> _Aufgabe_
Schreiben Sie aus dem Text über den Regress gegen den Architekten den Abschnitt von „Die Einmessung des“ bis einschließlich „bei 19.41 mNN.“ wortgetreu ab.

> _Lesetext_
════════

+49 (0) 351 44848 0 dresden@holzhauser.de

Heute berichten wir wieder über einen Regress, den wir für einen großen deutschen Sachversicherer gerichtlich geführt haben.

Der Versicherungsnehmer unserer Mandantin hatte einen Architekten mit den Planungsleistungen bezüglich eines neu zu errichtenden Objekts beauftragt. Zudem war von dem Architekten auch die Bauüberwachung geschuldet, wobei dessen Umfang strittig war. Der Architekt behauptete, dass lediglich eine stichprobenartige Bauüberwachung beauftragt war.

Die Einmessung des Objekts einschließlich der Erstellung des Schnurgerüstes erfolgte durch den Architekten nach Maßgabe des von ihm erstellten Lageplans. Danach sollte das Gebäude mit der Oberkante Fertigfußboden bei 19,90 mNN (Meter über Normalnull) liegen. Tatsächlich wurde das Objekt vom Generalunternehmer jedoch 49 cm tiefer errichtet. Es liegt daher niveaugleich mit dem Kanaldeckel des öffentlichen Kanalnetzes bei 19.41 mNN.

Anfang Juni 2016 kam es in dem Gebäude zu einem Wasserschaden. Infolge von Niederschlag gab es einen Rückstau im öffentlichen Kanalnetz, wodurch Wasser aus dem Ablauf der bodenebenen Dusche im Bad des Erdgeschosses austrat. Unsere Mandantin regulierte den entstandenen Gebäude- und Hausratschaden und beauftragte uns mit der gerichtlichen Durchsetzung der Regressansprüche gegen den Architekten.

Das Landgericht Duisburg gab unserer Klage mit Urteil vom 16.09.2021, Az. 8 O 77/20, größtenteils statt: Der Architekt hätte auch bei einer stichprobenhaften Bauüberwachung und -kontrolle wegen der besonderen Bedeutung für das Gelingen der Neubaumaßnahmen die richtige Höhenlage der errichteten Bodenplatte überprüfen und hierzu konkrete Feststellungen treffen müssen.

Im Rahmen der Objektüberwachung gilt als Faustregel, dass der Umfang der Überwachungspflichten proportional zum Risiko einer fehlerhaften Ausführung ansteigt. Je wichtiger das jeweilige Detail ist, je schwieriger und schadensträchtiger eine Tätigkeit an sich ist und je mehr Umstände zu Fehlern führen können, umso wachsamer muss der Architekt sein, um frühzeitig eingreifen und Schäden abwenden oder mindern zu können (BGH, Urteil vom 09.11.2000, Az. VII ZR 362/99).

════════

> _Daten_
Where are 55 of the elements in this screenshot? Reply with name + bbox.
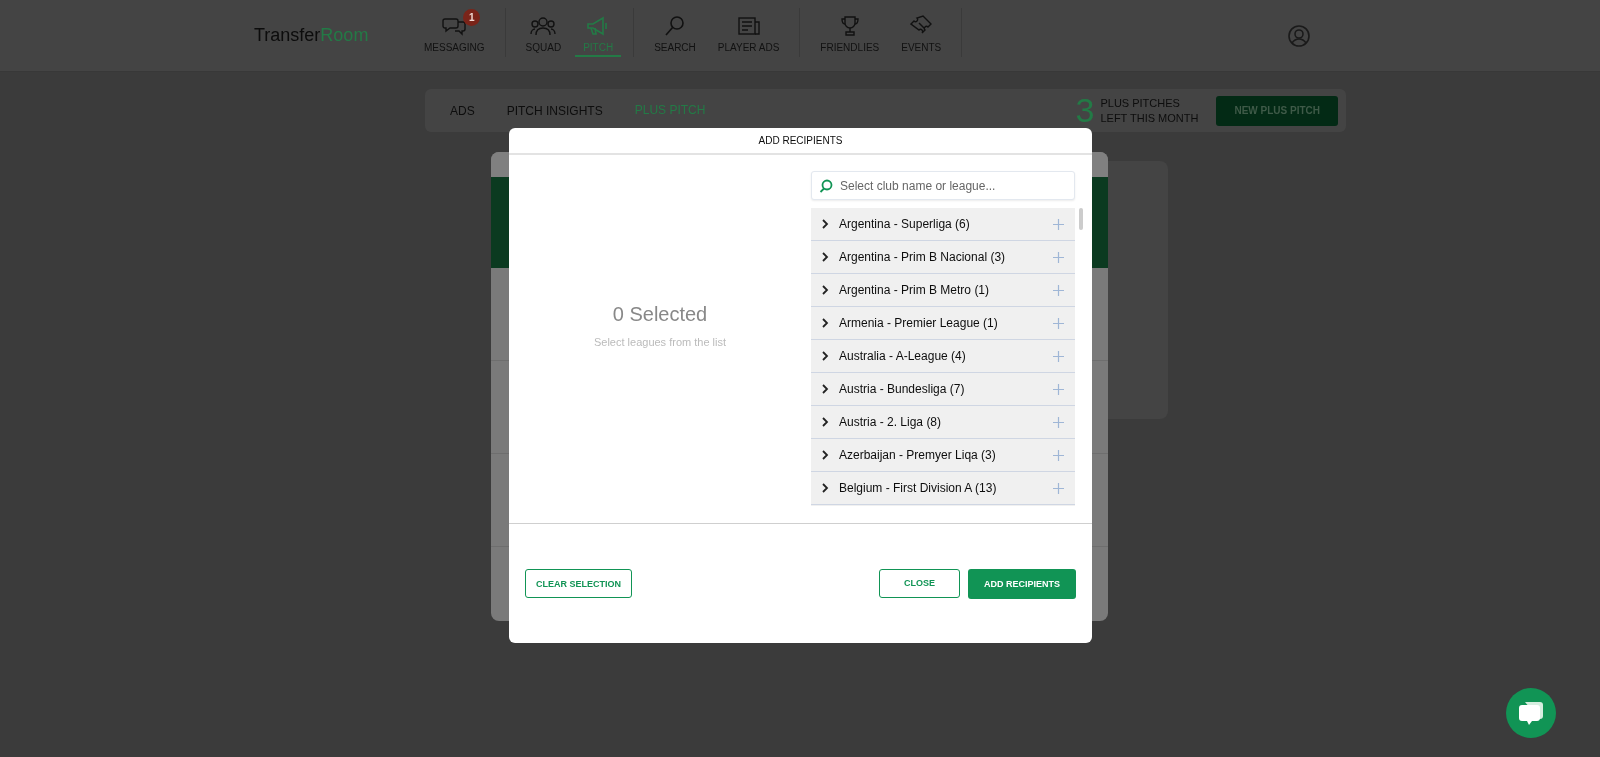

════════

> _Richtige Antwort_
Die Einmessung des Objekts einschließlich der Erstellung des Schnurgerüstes erfolgte durch den Architekten nach Maßgabe des von ihm erstellten Lageplans. Danach sollte das Gebäude mit der Oberkante Fertigfußboden bei 19,90 mNN (Meter über Normalnull) liegen. Tatsächlich wurde das Objekt vom Generalunternehmer jedoch 49 cm tiefer errichtet. Es liegt daher niveaugleich mit dem Kanaldeckel des öffentlichen Kanalnetzes bei 19.41 mNN.